-- Opening Marker --

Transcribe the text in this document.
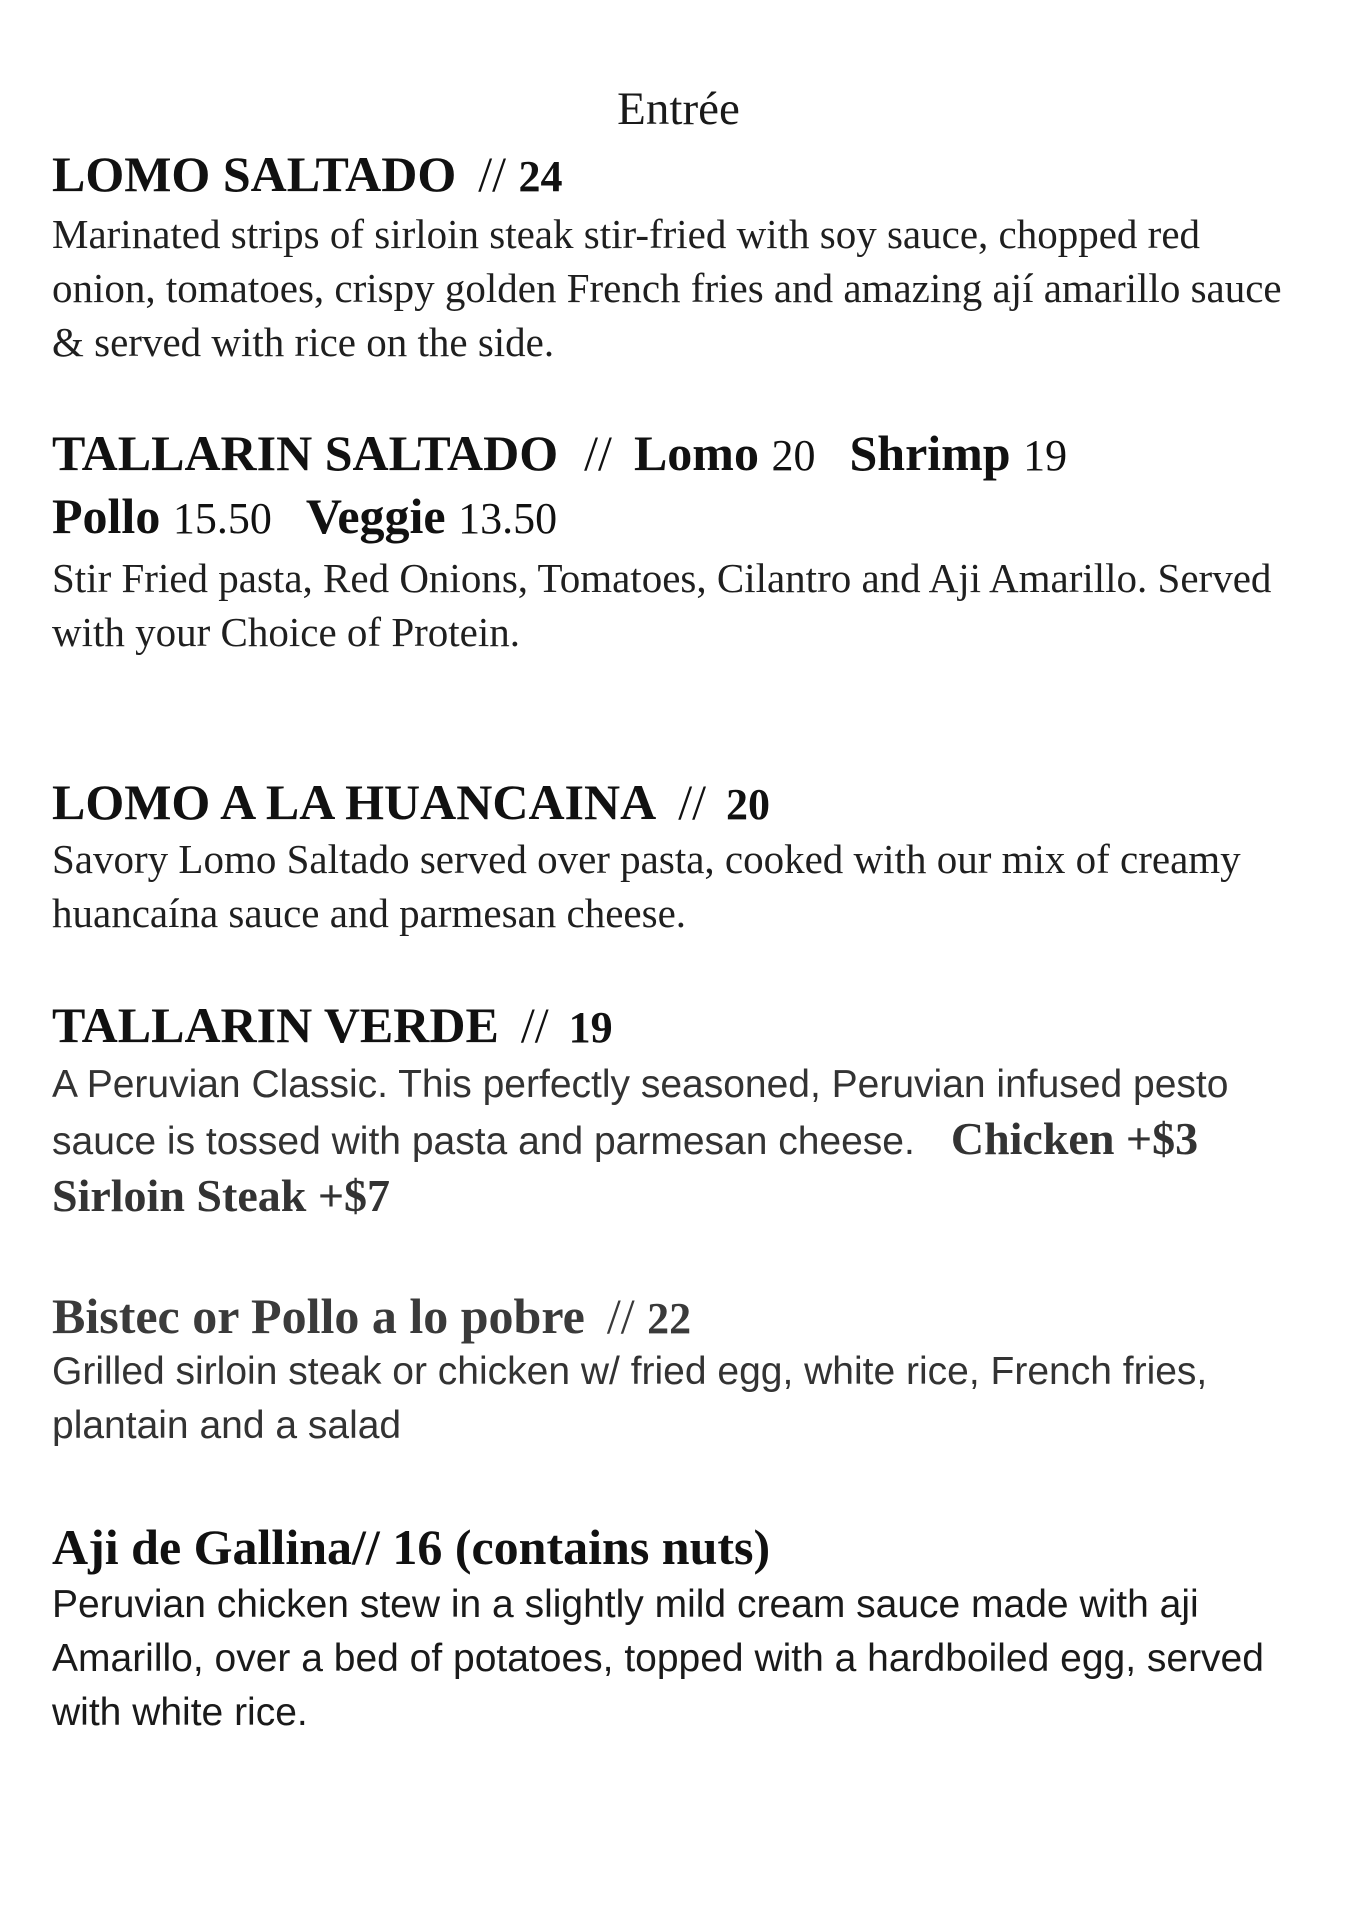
Entrée
LOMO SALTADO // 24

Marinated strips of sirloin steak stir-fried with soy sauce, chopped red onion, tomatoes, crispy golden French fries and amazing ají amarillo sauce & served with rice on the side.

TALLARIN SALTADO // Lomo 20 Shrimp 19
Pollo 15.50 Veggie 13.50

Stir Fried pasta, Red Onions, Tomatoes, Cilantro and Aji Amarillo. Served with your Choice of Protein.

LOMO A LA HUANCAINA // 20

Savory Lomo Saltado served over pasta, cooked with our mix of creamy huancaína sauce and parmesan cheese.

TALLARIN VERDE // 19

A Peruvian Classic. This perfectly seasoned, Peruvian infused pesto sauce is tossed with pasta and parmesan cheese. Chicken +$3 Sirloin Steak +$7

Bistec or Pollo a lo pobre // 22

Grilled sirloin steak or chicken w/ fried egg, white rice, French fries, plantain and a salad

Aji de Gallina// 16 (contains nuts)

Peruvian chicken stew in a slightly mild cream sauce made with aji Amarillo, over a bed of potatoes, topped with a hardboiled egg, served with white rice.
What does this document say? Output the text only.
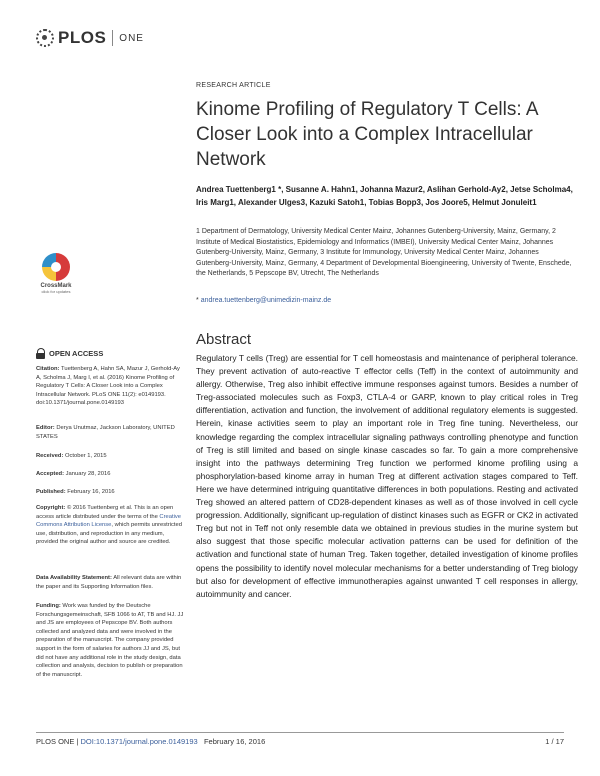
PLOS ONE
RESEARCH ARTICLE
Kinome Profiling of Regulatory T Cells: A Closer Look into a Complex Intracellular Network
Andrea Tuettenberg1 *, Susanne A. Hahn1, Johanna Mazur2, Aslihan Gerhold-Ay2, Jetse Scholma4, Iris Marg1, Alexander Ulges3, Kazuki Satoh1, Tobias Bopp3, Jos Joore5, Helmut Jonuleit1
1 Department of Dermatology, University Medical Center Mainz, Johannes Gutenberg-University, Mainz, Germany, 2 Institute of Medical Biostatistics, Epidemiology and Informatics (IMBEI), University Medical Center Mainz, Johannes Gutenberg-University, Mainz, Germany, 3 Institute for Immunology, University Medical Center Mainz, Johannes Gutenberg-University, Mainz, Germany, 4 Department of Developmental Bioengineering, University of Twente, Enschede, the Netherlands, 5 Pepscope BV, Utrecht, The Netherlands
* andrea.tuettenberg@unimedizin-mainz.de
CrossMark
click for updates
Abstract

Regulatory T cells (Treg) are essential for T cell homeostasis and maintenance of peripheral tolerance. They prevent activation of auto-reactive T effector cells (Teff) in the context of autoimmunity and allergy. Otherwise, Treg also inhibit effective immune responses against tumors. Besides a number of Treg-associated molecules such as Foxp3, CTLA-4 or GARP, known to play critical roles in Treg differentiation, activation and function, the involvement of additional regulatory elements is suggested. Herein, kinase activities seem to play an important role in Treg fine tuning. Nevertheless, our knowledge regarding the complex intracellular signaling pathways controlling phenotype and function of Treg is still limited and based on single kinase cascades so far. To gain a more comprehensive insight into the pathways determining Treg function we performed kinome profiling using a phosphorylation-based kinome array in human Treg at different activation stages compared to Teff. Here we have determined intriguing quantitative differences in both populations. Resting and activated Treg showed an altered pattern of CD28-dependent kinases as well as of those involved in cell cycle progression. Additionally, significant up-regulation of distinct kinases such as EGFR or CK2 in activated Treg but not in Teff not only resemble data we obtained in previous studies in the murine system but also suggest that those specific molecular activation patterns can be used for definition of the activation and functional state of human Treg. Taken together, detailed investigation of kinome profiles opens the possibility to identify novel molecular mechanisms for a better understanding of Treg biology but also for development of effective immunotherapies against unwanted T cell responses in allergy, autoimmunity and cancer.

OPEN ACCESS
Citation: Tuettenberg A, Hahn SA, Mazur J, Gerhold-Ay A, Scholma J, Marg I, et al. (2016) Kinome Profiling of Regulatory T Cells: A Closer Look into a Complex Intracellular Network. PLoS ONE 11(2): e0149193. doi:10.1371/journal.pone.0149193
Editor: Derya Unutmaz, Jackson Laboratory, UNITED STATES
Received: October 1, 2015
Accepted: January 28, 2016
Published: February 16, 2016
Copyright: © 2016 Tuettenberg et al. This is an open access article distributed under the terms of the Creative Commons Attribution License, which permits unrestricted use, distribution, and reproduction in any medium, provided the original author and source are credited.
Data Availability Statement: All relevant data are within the paper and its Supporting Information files.
Funding: Work was funded by the Deutsche Forschungsgemeinschaft, SFB 1066 to AT, TB and HJ. JJ and JS are employees of Pepscope BV. Both authors collected and analyzed data and were involved in the preparation of the manuscript. The company provided support in the form of salaries for authors JJ and JS, but did not have any additional role in the study design, data collection and analysis, decision to publish or preparation of the manuscript.
PLOS ONE | DOI:10.1371/journal.pone.0149193 February 16, 2016	1 / 17
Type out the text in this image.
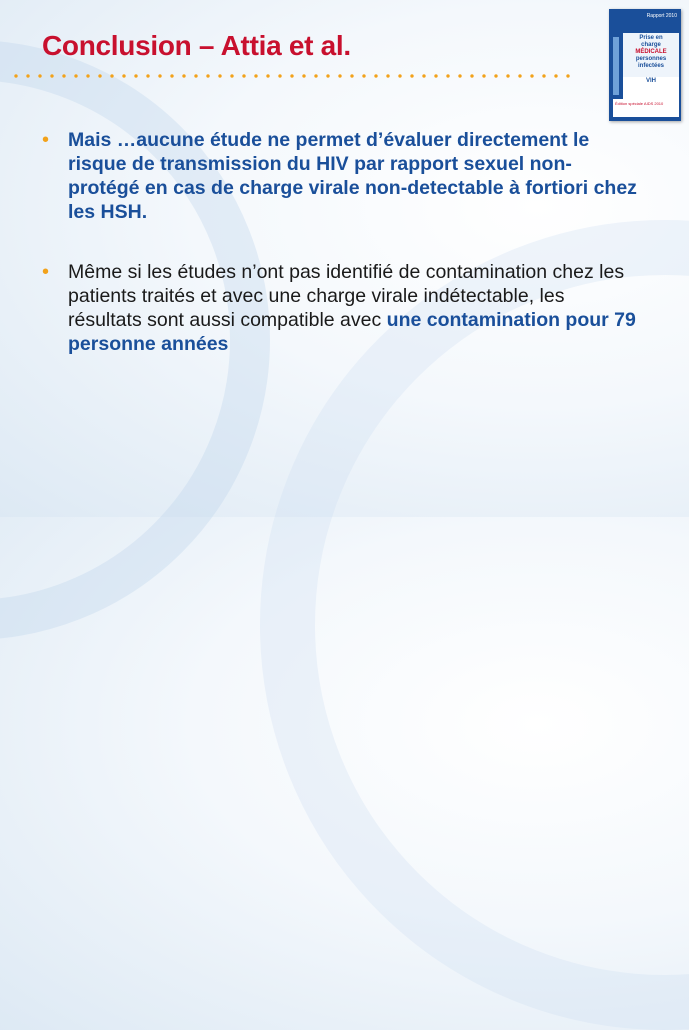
Conclusion – Attia et al.
Rapport 2010
Prise en
charge
MÉDICALE
personnes
infectées
VIH
Édition spéciale AIDS 2010
• Mais …aucune étude ne permet d’évaluer directement le risque de transmission du HIV par rapport sexuel non-protégé en cas de charge virale non-detectable à fortiori chez les HSH.
• Même si les études n’ont pas identifié de contamination chez les patients traités et avec une charge virale indétectable, les résultats sont aussi compatible avec une contamination pour 79 personne années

-- Closing Marker --

■ **Exercise**: Only the lines that contain the string "charge" are to be copied from the records.

■ **Solution below**:
charge
• Mais …aucune étude ne permet d’évaluer directement le risque de transmission du HIV par rapport sexuel non-protégé en cas de charge virale non-detectable à fortiori chez les HSH.
• Même si les études n’ont pas identifié de contamination chez les patients traités et avec une charge virale indétectable, les résultats sont aussi compatible avec une contamination pour 79 personne années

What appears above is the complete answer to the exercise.